# Task goal
Locate and copy each line in the data that contains the word "Telephone".

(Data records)

----

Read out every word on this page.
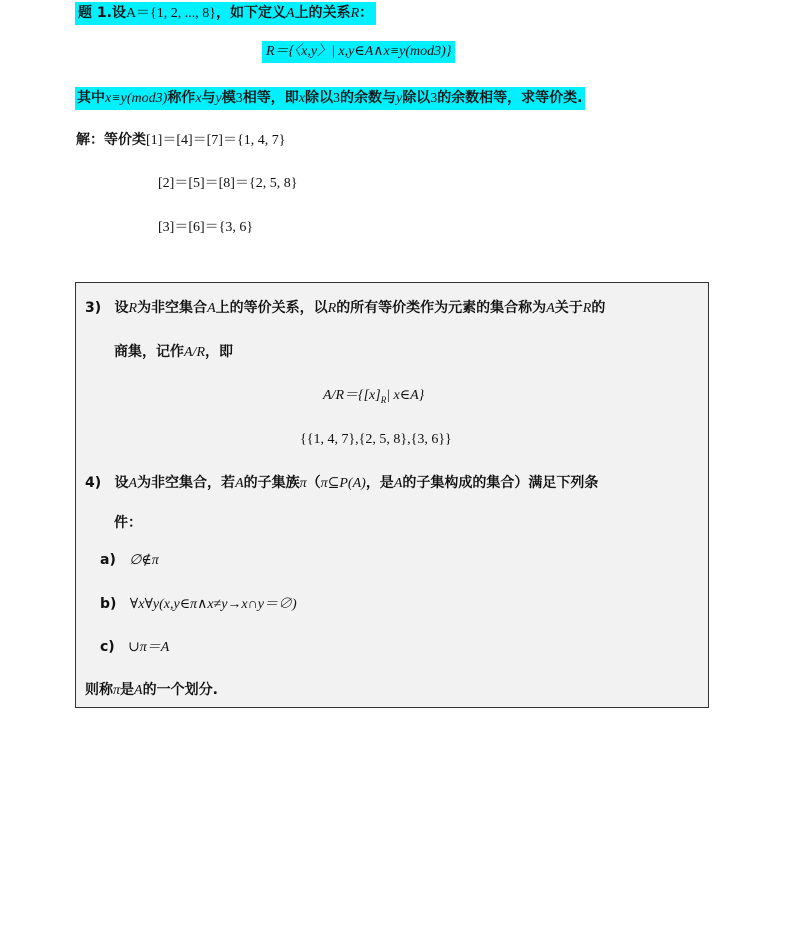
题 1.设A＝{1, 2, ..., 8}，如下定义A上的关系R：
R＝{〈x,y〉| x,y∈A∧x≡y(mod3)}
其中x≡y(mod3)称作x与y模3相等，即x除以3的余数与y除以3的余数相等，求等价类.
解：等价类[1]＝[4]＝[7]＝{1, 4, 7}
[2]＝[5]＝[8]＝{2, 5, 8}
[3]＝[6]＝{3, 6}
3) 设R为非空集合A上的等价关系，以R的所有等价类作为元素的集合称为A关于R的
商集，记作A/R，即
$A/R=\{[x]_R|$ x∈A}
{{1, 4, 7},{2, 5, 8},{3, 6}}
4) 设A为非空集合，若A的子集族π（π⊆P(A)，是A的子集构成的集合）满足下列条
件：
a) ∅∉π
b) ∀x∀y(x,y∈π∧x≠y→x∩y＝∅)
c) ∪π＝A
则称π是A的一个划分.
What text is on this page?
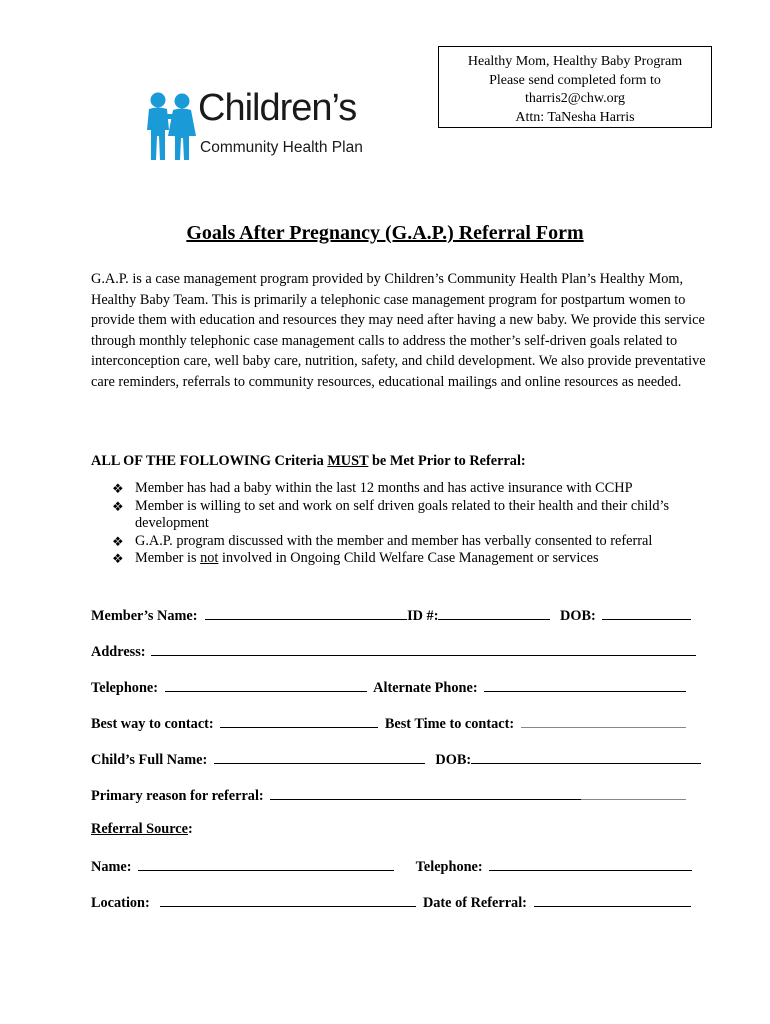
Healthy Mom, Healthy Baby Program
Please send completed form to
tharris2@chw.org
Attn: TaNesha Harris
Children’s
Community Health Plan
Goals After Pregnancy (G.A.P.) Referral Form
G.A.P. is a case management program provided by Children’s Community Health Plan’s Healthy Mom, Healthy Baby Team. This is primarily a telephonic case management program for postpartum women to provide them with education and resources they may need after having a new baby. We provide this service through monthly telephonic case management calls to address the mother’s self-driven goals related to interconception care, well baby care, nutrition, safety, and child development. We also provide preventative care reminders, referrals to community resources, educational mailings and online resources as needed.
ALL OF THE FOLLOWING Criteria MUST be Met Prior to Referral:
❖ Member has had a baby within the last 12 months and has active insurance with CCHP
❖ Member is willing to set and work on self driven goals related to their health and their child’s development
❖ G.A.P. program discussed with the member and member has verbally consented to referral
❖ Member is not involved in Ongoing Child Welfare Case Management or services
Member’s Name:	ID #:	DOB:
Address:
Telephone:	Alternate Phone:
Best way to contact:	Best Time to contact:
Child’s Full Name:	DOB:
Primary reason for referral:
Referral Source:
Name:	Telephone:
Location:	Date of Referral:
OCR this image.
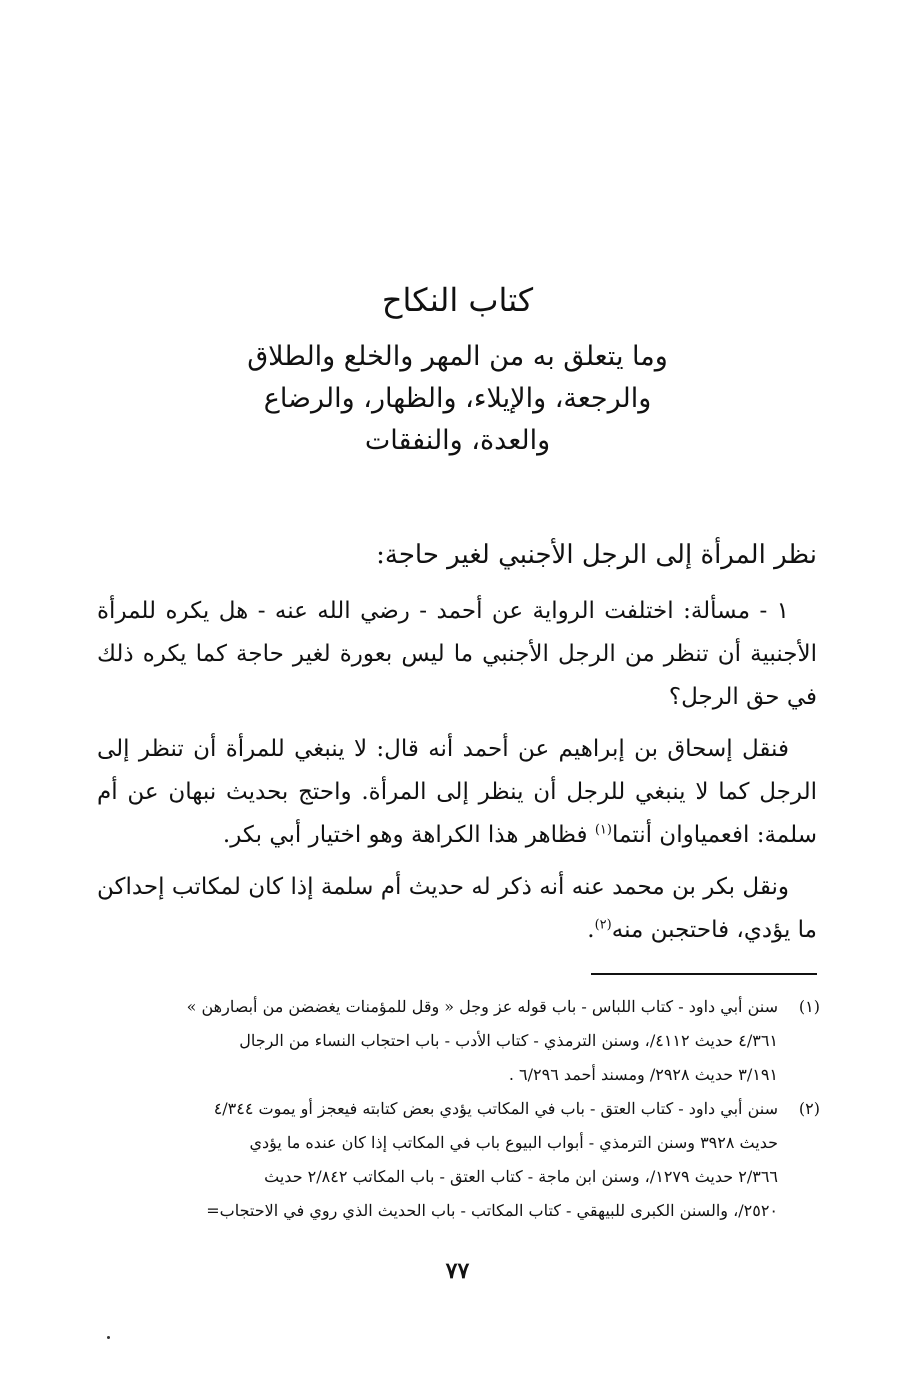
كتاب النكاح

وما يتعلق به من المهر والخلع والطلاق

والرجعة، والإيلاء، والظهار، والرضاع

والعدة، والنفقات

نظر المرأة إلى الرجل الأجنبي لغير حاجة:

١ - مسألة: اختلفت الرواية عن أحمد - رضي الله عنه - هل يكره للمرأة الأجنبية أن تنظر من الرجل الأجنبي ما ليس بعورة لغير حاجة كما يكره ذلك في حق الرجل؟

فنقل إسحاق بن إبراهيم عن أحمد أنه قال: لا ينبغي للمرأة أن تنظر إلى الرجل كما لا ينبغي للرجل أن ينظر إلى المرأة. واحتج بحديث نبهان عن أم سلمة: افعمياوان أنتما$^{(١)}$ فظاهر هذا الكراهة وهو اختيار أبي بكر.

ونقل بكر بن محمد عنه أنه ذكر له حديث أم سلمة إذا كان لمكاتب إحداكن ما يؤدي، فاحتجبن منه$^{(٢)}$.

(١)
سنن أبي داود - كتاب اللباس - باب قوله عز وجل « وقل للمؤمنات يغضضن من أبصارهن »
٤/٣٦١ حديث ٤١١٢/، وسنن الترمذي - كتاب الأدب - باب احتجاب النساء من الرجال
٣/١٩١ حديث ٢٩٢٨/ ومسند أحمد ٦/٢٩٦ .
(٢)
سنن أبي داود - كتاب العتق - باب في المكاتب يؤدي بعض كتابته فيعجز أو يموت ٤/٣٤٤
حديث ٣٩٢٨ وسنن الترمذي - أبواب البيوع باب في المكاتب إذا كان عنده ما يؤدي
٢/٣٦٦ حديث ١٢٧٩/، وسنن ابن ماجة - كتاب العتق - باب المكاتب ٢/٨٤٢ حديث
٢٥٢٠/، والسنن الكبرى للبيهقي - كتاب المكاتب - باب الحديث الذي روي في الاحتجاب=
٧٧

----

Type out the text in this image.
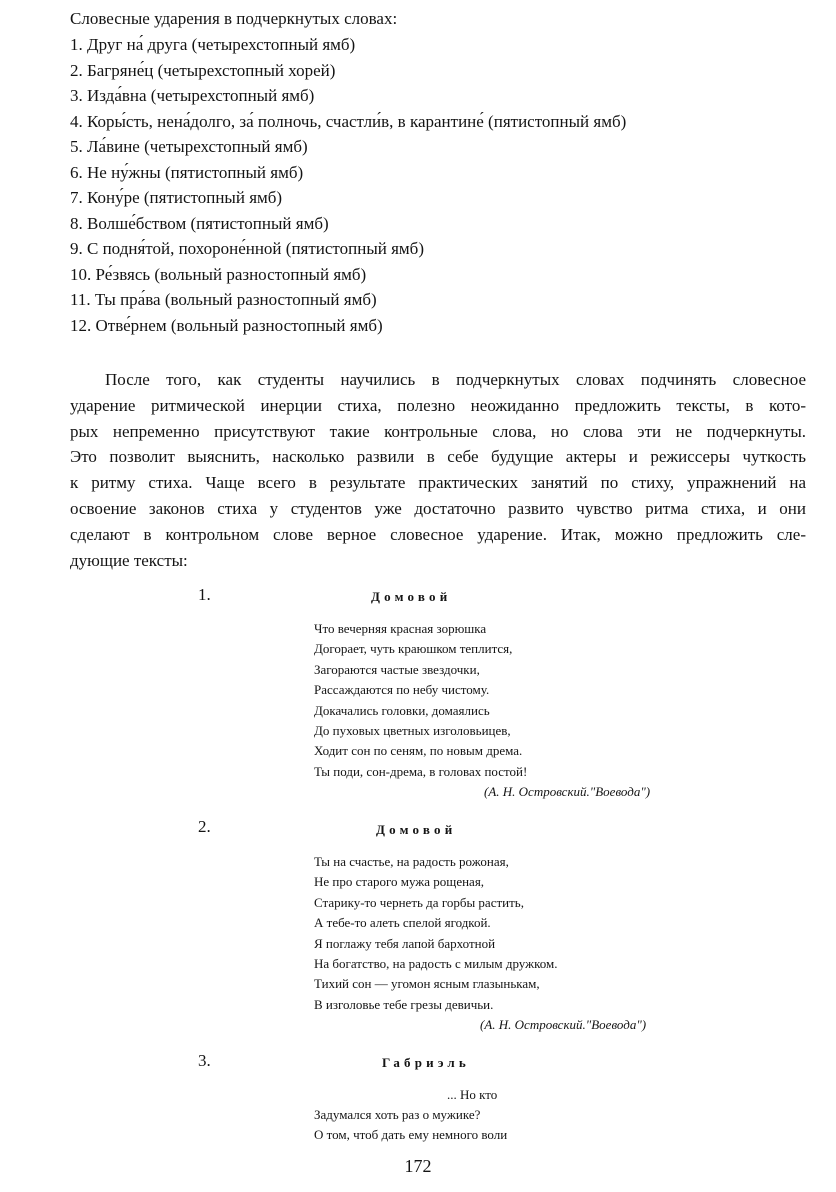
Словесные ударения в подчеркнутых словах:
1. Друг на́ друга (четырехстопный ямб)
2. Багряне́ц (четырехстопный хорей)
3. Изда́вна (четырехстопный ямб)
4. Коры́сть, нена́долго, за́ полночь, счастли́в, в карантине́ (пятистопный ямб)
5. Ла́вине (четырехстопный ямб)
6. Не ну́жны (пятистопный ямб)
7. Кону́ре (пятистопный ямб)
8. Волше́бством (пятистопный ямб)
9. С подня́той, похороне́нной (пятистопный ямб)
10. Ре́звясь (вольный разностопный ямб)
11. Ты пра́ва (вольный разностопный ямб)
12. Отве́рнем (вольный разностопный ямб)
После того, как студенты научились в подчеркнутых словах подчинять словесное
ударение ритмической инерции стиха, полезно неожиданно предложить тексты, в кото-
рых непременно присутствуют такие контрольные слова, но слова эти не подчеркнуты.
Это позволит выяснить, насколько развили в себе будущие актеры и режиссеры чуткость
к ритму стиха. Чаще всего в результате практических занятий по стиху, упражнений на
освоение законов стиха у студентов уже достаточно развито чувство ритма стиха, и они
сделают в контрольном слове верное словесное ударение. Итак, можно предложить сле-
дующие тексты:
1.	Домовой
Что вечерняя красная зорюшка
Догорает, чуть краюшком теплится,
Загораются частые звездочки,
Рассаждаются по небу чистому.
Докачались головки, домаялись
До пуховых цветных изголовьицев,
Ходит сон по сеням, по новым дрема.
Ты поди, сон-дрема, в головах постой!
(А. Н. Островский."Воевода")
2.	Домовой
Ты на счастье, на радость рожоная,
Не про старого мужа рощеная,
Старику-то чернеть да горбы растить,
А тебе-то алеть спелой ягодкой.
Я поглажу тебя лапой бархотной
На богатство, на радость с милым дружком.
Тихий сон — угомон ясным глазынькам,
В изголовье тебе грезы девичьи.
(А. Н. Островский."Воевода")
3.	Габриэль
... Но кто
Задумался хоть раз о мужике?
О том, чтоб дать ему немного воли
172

----

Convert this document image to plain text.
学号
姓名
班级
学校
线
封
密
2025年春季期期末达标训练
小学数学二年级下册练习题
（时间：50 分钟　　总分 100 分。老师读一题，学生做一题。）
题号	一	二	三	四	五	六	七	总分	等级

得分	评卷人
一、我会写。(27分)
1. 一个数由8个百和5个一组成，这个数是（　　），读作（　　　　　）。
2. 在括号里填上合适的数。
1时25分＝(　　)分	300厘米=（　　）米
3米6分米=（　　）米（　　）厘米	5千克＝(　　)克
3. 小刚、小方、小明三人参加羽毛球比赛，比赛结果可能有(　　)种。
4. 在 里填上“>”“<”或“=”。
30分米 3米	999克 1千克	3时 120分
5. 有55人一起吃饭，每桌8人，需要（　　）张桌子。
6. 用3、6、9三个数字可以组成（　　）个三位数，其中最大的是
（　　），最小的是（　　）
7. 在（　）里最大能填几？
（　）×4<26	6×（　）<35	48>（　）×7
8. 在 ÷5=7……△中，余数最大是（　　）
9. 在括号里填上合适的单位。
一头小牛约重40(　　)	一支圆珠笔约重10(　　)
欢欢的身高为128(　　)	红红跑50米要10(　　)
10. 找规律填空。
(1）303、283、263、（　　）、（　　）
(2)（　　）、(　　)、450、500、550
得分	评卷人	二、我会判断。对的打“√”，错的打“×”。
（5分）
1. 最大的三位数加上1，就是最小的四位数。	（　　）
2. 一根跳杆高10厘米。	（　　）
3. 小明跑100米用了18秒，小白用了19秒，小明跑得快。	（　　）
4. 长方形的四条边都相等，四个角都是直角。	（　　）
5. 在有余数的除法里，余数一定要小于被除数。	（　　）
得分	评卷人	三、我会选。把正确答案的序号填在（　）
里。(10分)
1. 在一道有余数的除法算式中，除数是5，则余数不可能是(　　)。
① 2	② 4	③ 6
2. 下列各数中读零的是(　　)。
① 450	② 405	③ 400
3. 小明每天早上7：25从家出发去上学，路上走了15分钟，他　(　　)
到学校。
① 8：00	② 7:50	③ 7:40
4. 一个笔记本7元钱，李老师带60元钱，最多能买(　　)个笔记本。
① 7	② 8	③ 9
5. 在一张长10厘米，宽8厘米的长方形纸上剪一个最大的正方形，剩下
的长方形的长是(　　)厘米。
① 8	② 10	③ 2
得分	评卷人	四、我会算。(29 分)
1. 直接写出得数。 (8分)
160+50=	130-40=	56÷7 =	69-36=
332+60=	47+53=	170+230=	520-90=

----

# Solved exercise
Telephone:	Alternate Phone:
Name:	Telephone:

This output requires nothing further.